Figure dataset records
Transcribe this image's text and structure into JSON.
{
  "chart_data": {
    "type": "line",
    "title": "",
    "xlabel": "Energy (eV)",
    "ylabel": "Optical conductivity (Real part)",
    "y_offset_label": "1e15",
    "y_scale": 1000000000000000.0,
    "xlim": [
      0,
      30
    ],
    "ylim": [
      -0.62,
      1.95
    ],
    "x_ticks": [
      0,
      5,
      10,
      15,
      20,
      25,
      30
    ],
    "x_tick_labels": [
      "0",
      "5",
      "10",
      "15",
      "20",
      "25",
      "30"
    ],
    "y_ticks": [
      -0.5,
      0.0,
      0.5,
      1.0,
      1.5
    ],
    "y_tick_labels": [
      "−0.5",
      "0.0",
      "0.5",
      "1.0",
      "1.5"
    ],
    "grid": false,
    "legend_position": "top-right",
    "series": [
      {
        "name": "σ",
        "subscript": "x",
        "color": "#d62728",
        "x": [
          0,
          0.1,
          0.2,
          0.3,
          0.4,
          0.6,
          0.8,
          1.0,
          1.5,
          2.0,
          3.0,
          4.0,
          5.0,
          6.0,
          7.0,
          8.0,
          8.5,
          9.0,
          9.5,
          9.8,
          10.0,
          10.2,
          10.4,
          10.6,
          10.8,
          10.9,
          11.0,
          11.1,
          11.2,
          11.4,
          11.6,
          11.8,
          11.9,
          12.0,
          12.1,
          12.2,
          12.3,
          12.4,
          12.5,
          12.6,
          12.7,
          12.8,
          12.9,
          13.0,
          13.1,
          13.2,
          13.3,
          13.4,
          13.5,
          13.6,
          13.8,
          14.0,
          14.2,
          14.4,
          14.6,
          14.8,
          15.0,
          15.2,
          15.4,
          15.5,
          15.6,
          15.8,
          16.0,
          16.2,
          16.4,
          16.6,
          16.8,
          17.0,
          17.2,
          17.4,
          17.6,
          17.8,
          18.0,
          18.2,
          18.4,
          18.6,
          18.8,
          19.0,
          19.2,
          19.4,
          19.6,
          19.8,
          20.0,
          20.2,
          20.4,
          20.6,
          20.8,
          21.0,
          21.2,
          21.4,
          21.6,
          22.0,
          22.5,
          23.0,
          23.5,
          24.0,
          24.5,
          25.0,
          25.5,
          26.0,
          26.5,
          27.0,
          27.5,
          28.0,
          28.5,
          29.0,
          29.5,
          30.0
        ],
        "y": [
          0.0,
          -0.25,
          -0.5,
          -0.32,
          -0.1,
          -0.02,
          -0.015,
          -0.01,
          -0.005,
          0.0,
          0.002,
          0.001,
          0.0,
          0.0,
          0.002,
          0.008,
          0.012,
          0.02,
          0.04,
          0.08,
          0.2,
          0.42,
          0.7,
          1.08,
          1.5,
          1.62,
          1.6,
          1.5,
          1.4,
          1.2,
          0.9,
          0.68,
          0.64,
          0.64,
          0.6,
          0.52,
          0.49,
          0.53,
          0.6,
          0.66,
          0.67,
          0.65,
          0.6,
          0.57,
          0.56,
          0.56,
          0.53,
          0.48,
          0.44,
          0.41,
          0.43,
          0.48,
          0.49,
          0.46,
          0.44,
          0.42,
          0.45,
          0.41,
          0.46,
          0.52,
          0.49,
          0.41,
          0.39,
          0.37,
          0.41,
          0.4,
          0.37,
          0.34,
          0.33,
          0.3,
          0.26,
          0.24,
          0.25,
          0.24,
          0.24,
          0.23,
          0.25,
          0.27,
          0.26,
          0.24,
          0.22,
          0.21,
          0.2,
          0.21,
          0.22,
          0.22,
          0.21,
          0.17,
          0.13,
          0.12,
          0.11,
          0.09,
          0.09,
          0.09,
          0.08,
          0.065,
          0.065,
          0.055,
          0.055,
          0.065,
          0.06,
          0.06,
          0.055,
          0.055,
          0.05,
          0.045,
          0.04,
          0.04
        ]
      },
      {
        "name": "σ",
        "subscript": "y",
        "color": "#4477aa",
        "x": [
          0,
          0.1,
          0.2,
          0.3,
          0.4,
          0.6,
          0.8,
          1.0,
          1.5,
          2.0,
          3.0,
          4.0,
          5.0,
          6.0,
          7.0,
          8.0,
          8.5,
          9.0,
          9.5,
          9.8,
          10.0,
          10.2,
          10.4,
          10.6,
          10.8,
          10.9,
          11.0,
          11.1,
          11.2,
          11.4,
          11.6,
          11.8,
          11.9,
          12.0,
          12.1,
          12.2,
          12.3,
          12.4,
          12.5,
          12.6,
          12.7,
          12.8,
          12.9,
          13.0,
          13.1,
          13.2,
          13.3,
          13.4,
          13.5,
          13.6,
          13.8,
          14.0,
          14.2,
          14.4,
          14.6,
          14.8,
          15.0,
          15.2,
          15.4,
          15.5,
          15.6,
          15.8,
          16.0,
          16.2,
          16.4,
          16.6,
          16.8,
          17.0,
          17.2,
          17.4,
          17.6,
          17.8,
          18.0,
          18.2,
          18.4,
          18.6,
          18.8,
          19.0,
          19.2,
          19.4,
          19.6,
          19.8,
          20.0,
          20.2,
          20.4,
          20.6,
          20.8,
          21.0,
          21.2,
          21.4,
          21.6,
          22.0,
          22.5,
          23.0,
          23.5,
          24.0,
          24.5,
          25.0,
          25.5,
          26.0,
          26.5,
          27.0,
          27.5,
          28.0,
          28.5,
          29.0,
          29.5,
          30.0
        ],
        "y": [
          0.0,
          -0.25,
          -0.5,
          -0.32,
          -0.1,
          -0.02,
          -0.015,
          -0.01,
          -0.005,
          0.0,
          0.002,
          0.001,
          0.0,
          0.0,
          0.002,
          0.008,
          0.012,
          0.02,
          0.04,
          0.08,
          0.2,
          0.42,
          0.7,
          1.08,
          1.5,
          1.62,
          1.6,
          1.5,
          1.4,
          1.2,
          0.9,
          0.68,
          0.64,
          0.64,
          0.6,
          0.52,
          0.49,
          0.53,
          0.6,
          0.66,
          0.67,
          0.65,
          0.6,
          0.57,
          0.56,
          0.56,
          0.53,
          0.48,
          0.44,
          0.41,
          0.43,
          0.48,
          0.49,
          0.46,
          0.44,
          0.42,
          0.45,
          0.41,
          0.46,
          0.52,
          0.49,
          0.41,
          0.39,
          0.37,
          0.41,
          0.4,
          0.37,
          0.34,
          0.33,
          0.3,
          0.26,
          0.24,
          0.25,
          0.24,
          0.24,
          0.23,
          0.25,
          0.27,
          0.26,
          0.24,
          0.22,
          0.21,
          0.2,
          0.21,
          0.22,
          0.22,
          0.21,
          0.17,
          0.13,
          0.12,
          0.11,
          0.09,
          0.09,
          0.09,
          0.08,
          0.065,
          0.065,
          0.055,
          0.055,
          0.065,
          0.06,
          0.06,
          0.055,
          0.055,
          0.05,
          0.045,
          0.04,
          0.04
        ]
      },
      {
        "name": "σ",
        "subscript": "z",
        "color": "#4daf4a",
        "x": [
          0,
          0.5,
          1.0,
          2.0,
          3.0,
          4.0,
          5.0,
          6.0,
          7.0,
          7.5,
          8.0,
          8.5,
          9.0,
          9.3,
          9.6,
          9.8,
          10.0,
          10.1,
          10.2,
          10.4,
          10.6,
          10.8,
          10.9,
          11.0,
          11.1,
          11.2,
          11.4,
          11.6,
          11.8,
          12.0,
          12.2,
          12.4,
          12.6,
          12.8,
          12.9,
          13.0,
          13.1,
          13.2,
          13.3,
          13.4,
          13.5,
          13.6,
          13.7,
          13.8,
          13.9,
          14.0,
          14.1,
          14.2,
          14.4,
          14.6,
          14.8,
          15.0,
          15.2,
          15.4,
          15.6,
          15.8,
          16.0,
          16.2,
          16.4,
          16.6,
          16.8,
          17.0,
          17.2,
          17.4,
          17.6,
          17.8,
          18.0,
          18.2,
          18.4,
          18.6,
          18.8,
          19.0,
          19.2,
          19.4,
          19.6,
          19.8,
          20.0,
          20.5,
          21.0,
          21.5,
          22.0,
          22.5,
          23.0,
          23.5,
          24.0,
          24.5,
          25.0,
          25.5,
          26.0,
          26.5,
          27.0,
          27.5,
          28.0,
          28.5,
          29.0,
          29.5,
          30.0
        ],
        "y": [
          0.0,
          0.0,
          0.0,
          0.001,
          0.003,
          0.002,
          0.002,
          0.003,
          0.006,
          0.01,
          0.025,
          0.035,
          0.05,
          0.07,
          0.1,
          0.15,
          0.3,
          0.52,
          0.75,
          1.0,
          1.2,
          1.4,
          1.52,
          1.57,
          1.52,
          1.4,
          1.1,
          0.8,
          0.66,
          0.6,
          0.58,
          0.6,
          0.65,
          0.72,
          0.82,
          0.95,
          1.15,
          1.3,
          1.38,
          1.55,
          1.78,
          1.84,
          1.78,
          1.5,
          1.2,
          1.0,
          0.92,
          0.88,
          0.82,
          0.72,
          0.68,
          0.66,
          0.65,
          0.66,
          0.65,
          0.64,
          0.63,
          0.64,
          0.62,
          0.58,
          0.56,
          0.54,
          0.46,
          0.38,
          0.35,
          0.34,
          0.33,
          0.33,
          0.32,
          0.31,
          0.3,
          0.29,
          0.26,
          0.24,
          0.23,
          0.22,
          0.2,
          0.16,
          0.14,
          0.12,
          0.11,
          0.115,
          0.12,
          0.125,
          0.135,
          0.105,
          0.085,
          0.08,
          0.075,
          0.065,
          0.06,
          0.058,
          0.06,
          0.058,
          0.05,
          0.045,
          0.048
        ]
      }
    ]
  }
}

▶ [WHAT YOU WILL DO] Every line that holds the string "color" should be returned.

▶ [TASK ANSWER]
        "color": "#d62728",
        "color": "#4477aa",
        "color": "#4daf4a",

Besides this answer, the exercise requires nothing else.